**Exercise goal:**
Will you output the entries below exactly, skipping every image they contain?

**Information supplied:**
· · · · ·

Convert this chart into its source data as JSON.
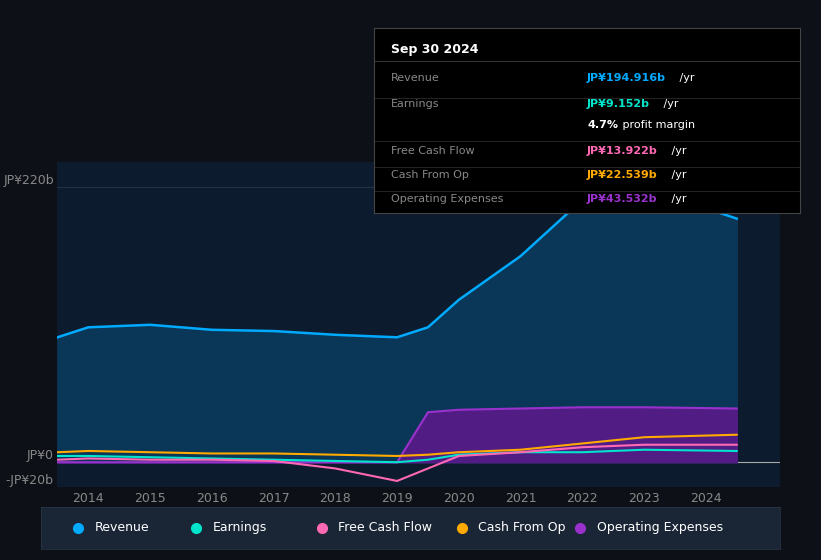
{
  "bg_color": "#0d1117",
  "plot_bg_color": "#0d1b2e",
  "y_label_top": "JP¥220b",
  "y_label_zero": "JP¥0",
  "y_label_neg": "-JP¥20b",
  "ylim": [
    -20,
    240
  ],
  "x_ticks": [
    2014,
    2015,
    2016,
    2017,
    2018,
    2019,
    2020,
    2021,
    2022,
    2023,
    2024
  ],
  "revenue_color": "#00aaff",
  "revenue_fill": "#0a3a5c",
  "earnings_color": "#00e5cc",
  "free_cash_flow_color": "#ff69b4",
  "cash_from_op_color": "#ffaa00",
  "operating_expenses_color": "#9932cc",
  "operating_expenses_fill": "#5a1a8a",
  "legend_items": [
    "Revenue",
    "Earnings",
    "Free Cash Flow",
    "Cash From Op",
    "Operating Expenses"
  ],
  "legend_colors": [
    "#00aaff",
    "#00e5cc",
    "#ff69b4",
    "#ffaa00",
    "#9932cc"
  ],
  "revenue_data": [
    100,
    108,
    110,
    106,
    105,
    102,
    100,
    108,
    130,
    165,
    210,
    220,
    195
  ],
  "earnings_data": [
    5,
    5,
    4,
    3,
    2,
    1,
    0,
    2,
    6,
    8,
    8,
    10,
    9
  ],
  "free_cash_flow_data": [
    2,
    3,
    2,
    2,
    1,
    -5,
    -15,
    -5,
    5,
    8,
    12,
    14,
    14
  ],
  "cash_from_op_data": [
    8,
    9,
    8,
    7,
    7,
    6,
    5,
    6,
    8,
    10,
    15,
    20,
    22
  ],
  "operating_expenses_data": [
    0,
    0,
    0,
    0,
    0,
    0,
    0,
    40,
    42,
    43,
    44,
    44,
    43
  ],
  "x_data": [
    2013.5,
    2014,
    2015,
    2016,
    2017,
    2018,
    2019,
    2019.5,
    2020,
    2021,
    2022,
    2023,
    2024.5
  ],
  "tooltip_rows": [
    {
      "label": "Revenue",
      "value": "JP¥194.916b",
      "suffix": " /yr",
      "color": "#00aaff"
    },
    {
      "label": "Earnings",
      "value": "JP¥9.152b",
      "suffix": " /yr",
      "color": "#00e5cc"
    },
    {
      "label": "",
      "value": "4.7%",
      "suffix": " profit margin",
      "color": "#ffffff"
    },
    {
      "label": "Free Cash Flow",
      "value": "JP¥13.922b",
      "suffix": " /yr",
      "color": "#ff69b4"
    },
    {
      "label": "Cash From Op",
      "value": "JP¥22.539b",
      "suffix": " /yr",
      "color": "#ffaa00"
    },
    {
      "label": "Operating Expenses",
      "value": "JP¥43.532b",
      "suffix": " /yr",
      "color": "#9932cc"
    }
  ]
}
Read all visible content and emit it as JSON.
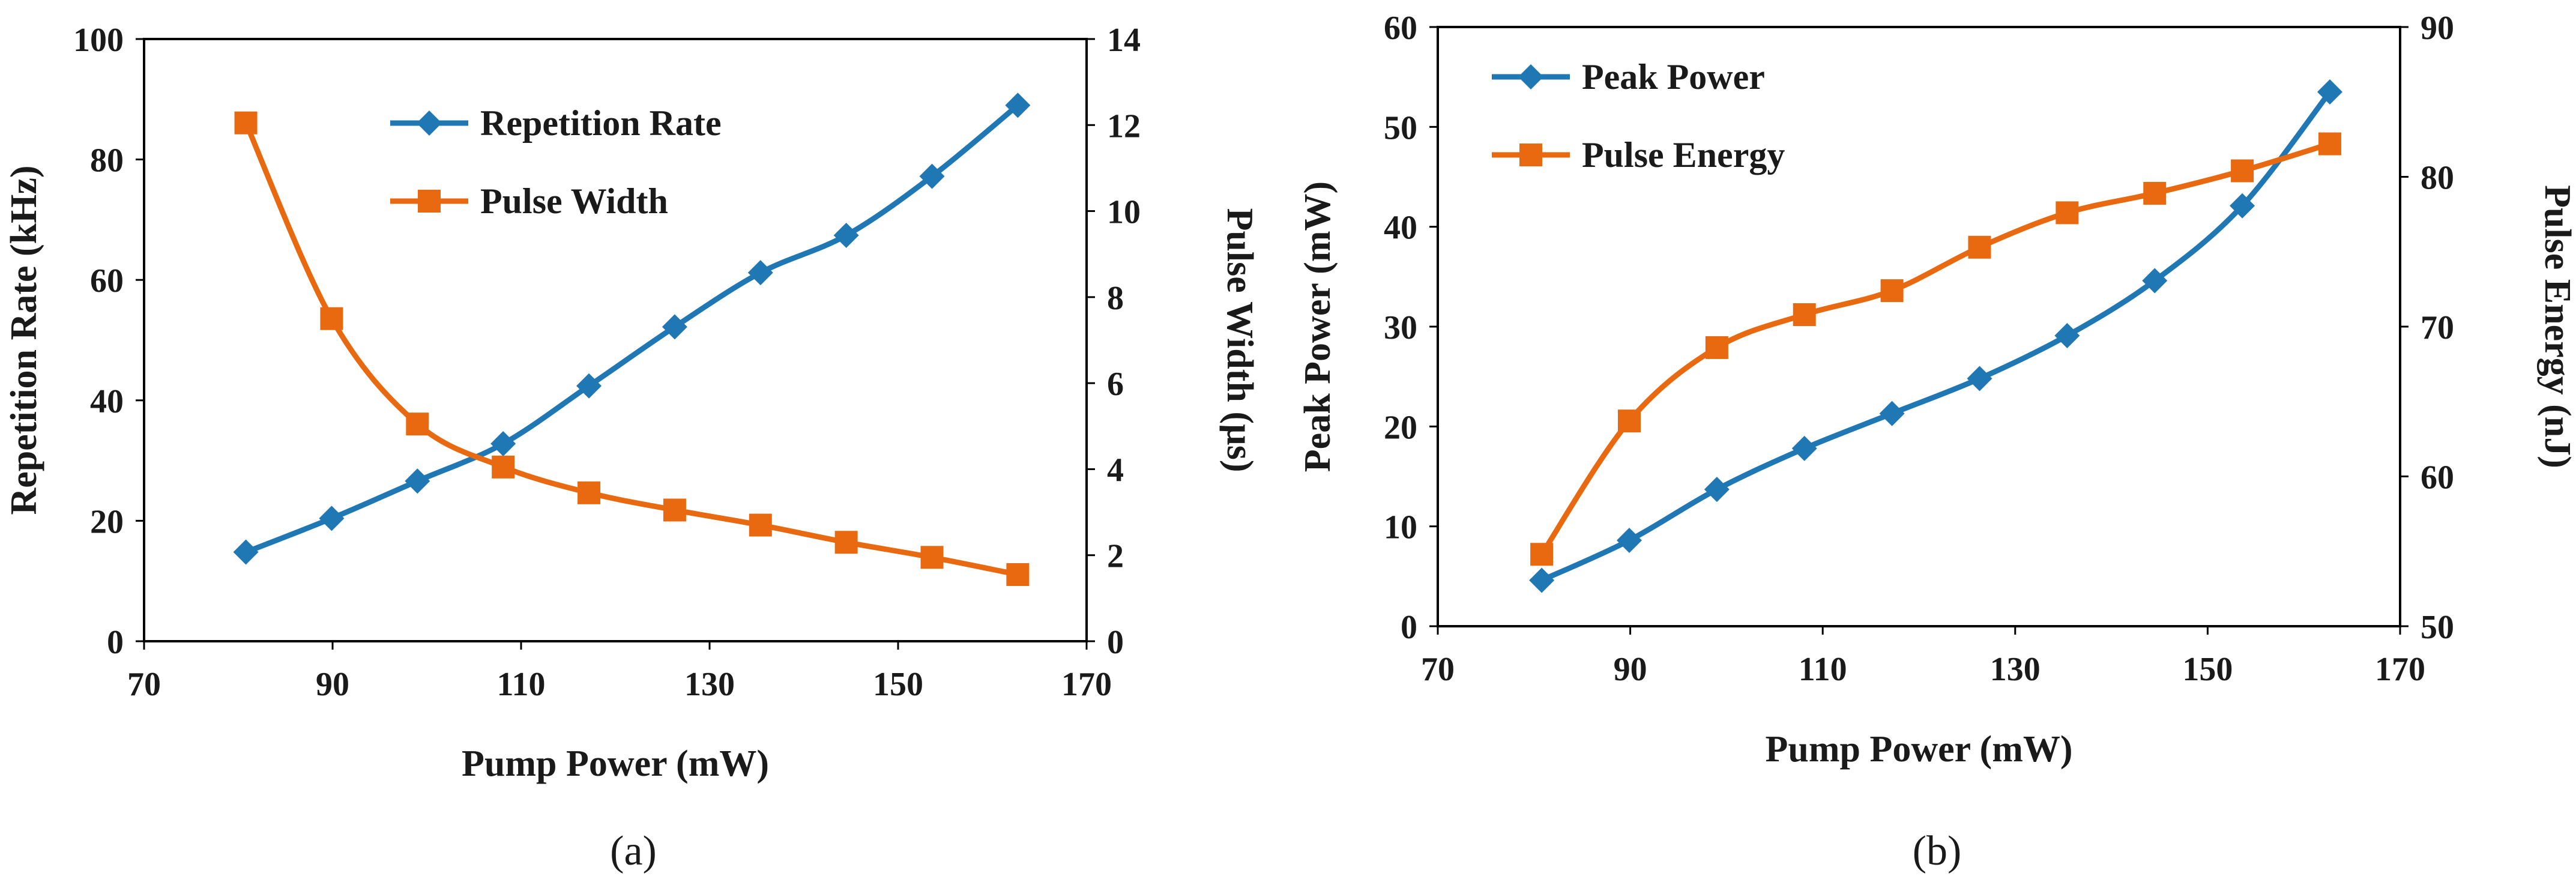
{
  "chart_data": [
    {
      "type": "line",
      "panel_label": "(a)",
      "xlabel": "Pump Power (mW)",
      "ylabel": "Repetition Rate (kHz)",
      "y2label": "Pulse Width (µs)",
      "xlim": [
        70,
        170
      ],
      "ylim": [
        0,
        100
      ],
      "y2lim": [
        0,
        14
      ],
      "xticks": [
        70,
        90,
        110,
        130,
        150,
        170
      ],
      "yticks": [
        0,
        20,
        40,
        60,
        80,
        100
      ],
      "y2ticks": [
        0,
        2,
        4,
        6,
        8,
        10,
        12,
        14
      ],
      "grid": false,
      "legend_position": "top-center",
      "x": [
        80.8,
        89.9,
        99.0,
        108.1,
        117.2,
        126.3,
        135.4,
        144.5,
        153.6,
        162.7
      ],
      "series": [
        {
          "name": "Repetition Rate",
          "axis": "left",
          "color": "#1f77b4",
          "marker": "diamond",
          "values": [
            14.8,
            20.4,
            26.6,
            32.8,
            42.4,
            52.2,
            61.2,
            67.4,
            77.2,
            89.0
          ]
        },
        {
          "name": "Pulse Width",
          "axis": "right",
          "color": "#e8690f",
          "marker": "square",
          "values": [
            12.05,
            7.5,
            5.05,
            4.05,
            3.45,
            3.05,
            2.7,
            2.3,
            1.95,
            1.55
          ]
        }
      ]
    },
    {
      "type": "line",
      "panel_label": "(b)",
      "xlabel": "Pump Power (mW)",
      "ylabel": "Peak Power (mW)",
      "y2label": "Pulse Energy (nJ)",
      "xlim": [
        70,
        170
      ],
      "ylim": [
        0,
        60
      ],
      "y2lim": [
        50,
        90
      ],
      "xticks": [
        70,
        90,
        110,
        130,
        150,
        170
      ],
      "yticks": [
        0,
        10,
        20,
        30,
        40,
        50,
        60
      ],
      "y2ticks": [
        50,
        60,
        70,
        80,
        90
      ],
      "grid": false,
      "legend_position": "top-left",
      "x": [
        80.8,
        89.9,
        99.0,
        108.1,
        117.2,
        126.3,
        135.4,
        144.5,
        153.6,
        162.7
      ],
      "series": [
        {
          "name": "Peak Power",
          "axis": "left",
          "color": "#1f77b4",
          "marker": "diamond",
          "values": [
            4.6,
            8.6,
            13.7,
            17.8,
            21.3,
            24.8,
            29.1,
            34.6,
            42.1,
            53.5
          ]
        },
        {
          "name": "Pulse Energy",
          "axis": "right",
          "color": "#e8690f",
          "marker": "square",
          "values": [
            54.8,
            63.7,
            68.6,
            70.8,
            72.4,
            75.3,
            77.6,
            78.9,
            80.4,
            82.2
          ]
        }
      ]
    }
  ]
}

· · · · ·

**Full response:**
Convert this chart into its source data as JSON.
{
  "bg_color": "#0d1117",
  "plot_bg_color": "#0d1b2e",
  "y_label_top": "JP¥220b",
  "y_label_zero": "JP¥0",
  "y_label_neg": "-JP¥20b",
  "ylim": [
    -20,
    240
  ],
  "x_ticks": [
    2014,
    2015,
    2016,
    2017,
    2018,
    2019,
    2020,
    2021,
    2022,
    2023,
    2024
  ],
  "revenue_color": "#00aaff",
  "revenue_fill": "#0a3a5c",
  "earnings_color": "#00e5cc",
  "free_cash_flow_color": "#ff69b4",
  "cash_from_op_color": "#ffaa00",
  "operating_expenses_color": "#9932cc",
  "operating_expenses_fill": "#5a1a8a",
  "legend_items": [
    "Revenue",
    "Earnings",
    "Free Cash Flow",
    "Cash From Op",
    "Operating Expenses"
  ],
  "legend_colors": [
    "#00aaff",
    "#00e5cc",
    "#ff69b4",
    "#ffaa00",
    "#9932cc"
  ],
  "revenue_data": [
    100,
    108,
    110,
    106,
    105,
    102,
    100,
    108,
    130,
    165,
    210,
    220,
    195
  ],
  "earnings_data": [
    5,
    5,
    4,
    3,
    2,
    1,
    0,
    2,
    6,
    8,
    8,
    10,
    9
  ],
  "free_cash_flow_data": [
    2,
    3,
    2,
    2,
    1,
    -5,
    -15,
    -5,
    5,
    8,
    12,
    14,
    14
  ],
  "cash_from_op_data": [
    8,
    9,
    8,
    7,
    7,
    6,
    5,
    6,
    8,
    10,
    15,
    20,
    22
  ],
  "operating_expenses_data": [
    0,
    0,
    0,
    0,
    0,
    0,
    0,
    40,
    42,
    43,
    44,
    44,
    43
  ],
  "x_data": [
    2013.5,
    2014,
    2015,
    2016,
    2017,
    2018,
    2019,
    2019.5,
    2020,
    2021,
    2022,
    2023,
    2024.5
  ],
  "tooltip_rows": [
    {
      "label": "Revenue",
      "value": "JP¥194.916b",
      "suffix": " /yr",
      "color": "#00aaff"
    },
    {
      "label": "Earnings",
      "value": "JP¥9.152b",
      "suffix": " /yr",
      "color": "#00e5cc"
    },
    {
      "label": "",
      "value": "4.7%",
      "suffix": " profit margin",
      "color": "#ffffff"
    },
    {
      "label": "Free Cash Flow",
      "value": "JP¥13.922b",
      "suffix": " /yr",
      "color": "#ff69b4"
    },
    {
      "label": "Cash From Op",
      "value": "JP¥22.539b",
      "suffix": " /yr",
      "color": "#ffaa00"
    },
    {
      "label": "Operating Expenses",
      "value": "JP¥43.532b",
      "suffix": " /yr",
      "color": "#9932cc"
    }
  ]
}
Read all visible content and emit it as JSON.
{
  "chart_data": [
    {
      "type": "line",
      "panel_label": "(a)",
      "xlabel": "Pump Power (mW)",
      "ylabel": "Repetition Rate (kHz)",
      "y2label": "Pulse Width (µs)",
      "xlim": [
        70,
        170
      ],
      "ylim": [
        0,
        100
      ],
      "y2lim": [
        0,
        14
      ],
      "xticks": [
        70,
        90,
        110,
        130,
        150,
        170
      ],
      "yticks": [
        0,
        20,
        40,
        60,
        80,
        100
      ],
      "y2ticks": [
        0,
        2,
        4,
        6,
        8,
        10,
        12,
        14
      ],
      "grid": false,
      "legend_position": "top-center",
      "x": [
        80.8,
        89.9,
        99.0,
        108.1,
        117.2,
        126.3,
        135.4,
        144.5,
        153.6,
        162.7
      ],
      "series": [
        {
          "name": "Repetition Rate",
          "axis": "left",
          "color": "#1f77b4",
          "marker": "diamond",
          "values": [
            14.8,
            20.4,
            26.6,
            32.8,
            42.4,
            52.2,
            61.2,
            67.4,
            77.2,
            89.0
          ]
        },
        {
          "name": "Pulse Width",
          "axis": "right",
          "color": "#e8690f",
          "marker": "square",
          "values": [
            12.05,
            7.5,
            5.05,
            4.05,
            3.45,
            3.05,
            2.7,
            2.3,
            1.95,
            1.55
          ]
        }
      ]
    },
    {
      "type": "line",
      "panel_label": "(b)",
      "xlabel": "Pump Power (mW)",
      "ylabel": "Peak Power (mW)",
      "y2label": "Pulse Energy (nJ)",
      "xlim": [
        70,
        170
      ],
      "ylim": [
        0,
        60
      ],
      "y2lim": [
        50,
        90
      ],
      "xticks": [
        70,
        90,
        110,
        130,
        150,
        170
      ],
      "yticks": [
        0,
        10,
        20,
        30,
        40,
        50,
        60
      ],
      "y2ticks": [
        50,
        60,
        70,
        80,
        90
      ],
      "grid": false,
      "legend_position": "top-left",
      "x": [
        80.8,
        89.9,
        99.0,
        108.1,
        117.2,
        126.3,
        135.4,
        144.5,
        153.6,
        162.7
      ],
      "series": [
        {
          "name": "Peak Power",
          "axis": "left",
          "color": "#1f77b4",
          "marker": "diamond",
          "values": [
            4.6,
            8.6,
            13.7,
            17.8,
            21.3,
            24.8,
            29.1,
            34.6,
            42.1,
            53.5
          ]
        },
        {
          "name": "Pulse Energy",
          "axis": "right",
          "color": "#e8690f",
          "marker": "square",
          "values": [
            54.8,
            63.7,
            68.6,
            70.8,
            72.4,
            75.3,
            77.6,
            78.9,
            80.4,
            82.2
          ]
        }
      ]
    }
  ]
}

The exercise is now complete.